▶

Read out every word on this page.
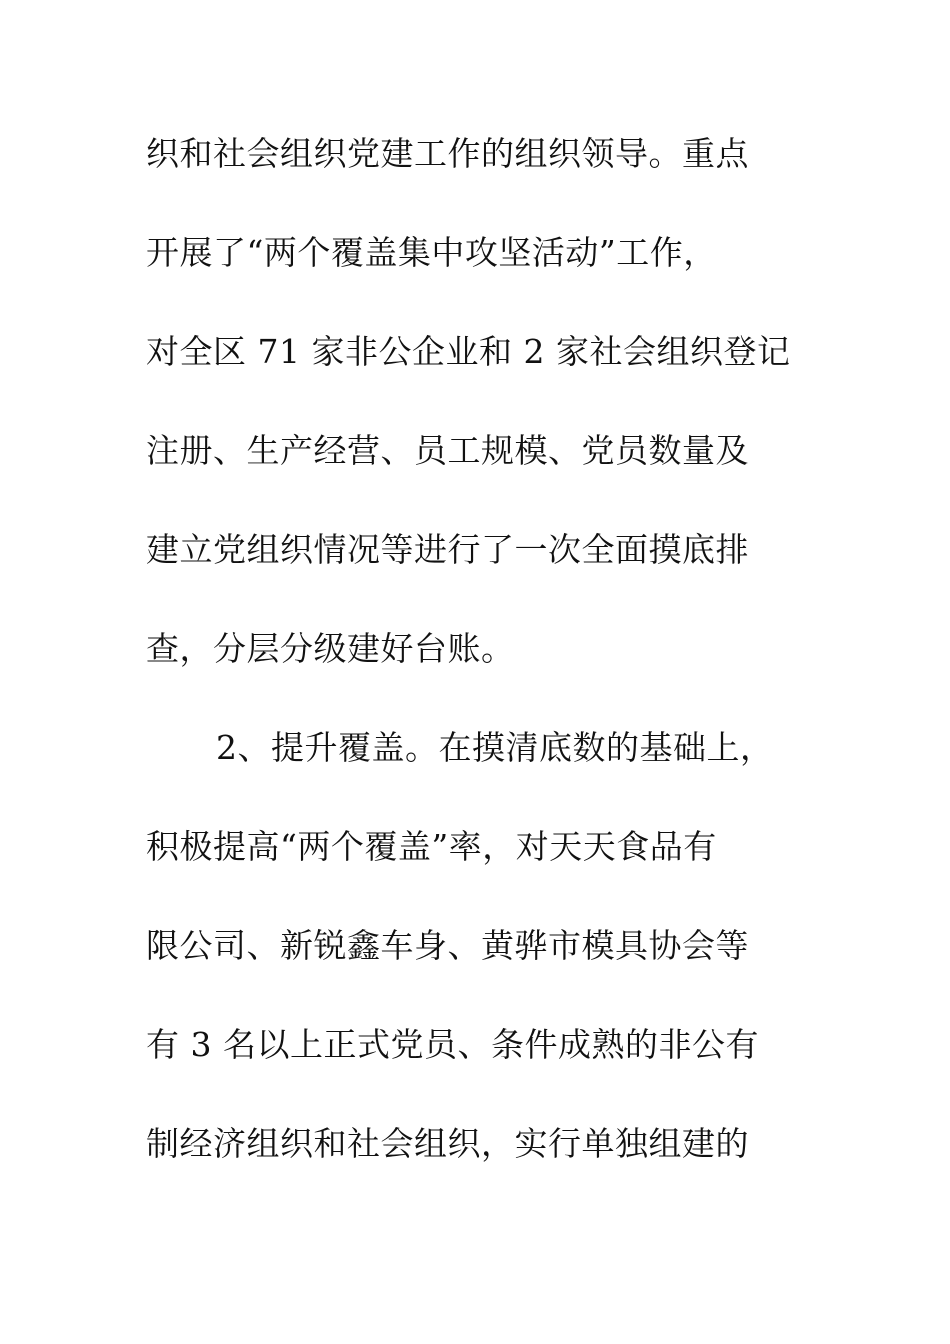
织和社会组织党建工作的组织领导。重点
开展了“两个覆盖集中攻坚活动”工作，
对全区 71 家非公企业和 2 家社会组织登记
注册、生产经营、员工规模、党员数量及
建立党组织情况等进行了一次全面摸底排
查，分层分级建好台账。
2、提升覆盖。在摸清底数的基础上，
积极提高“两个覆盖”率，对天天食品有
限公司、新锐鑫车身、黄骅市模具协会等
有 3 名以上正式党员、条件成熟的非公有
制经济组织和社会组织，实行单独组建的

◀
▶

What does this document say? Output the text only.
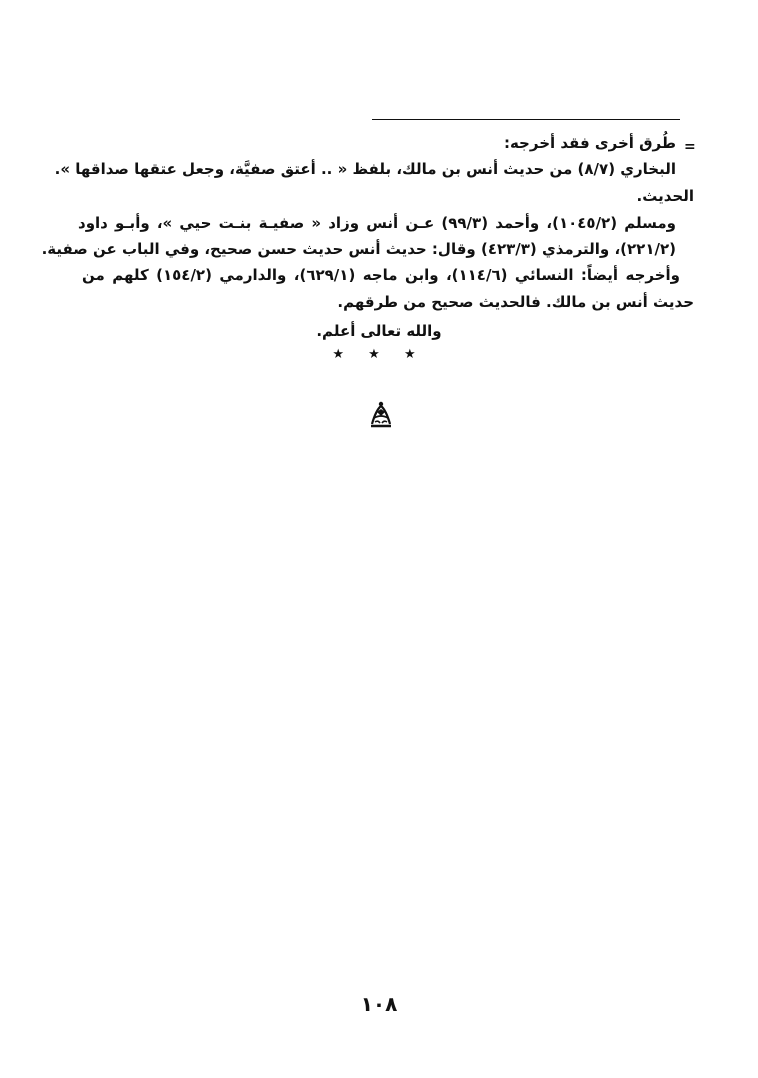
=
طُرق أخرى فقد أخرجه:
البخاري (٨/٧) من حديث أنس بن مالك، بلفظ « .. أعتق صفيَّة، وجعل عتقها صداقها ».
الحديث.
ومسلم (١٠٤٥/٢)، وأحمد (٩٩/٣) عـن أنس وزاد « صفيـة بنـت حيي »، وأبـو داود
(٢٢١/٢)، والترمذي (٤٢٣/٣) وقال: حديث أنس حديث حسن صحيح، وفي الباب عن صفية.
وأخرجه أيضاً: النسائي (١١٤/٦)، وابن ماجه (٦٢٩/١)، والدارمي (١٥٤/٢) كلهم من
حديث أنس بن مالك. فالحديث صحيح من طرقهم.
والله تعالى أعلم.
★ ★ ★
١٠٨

◀

**Exercise prompt**
Write down every line of the data above that includes the string "this".

**Reply to the exercise**
Read out every word on this page.
What does this document say? Output the text only.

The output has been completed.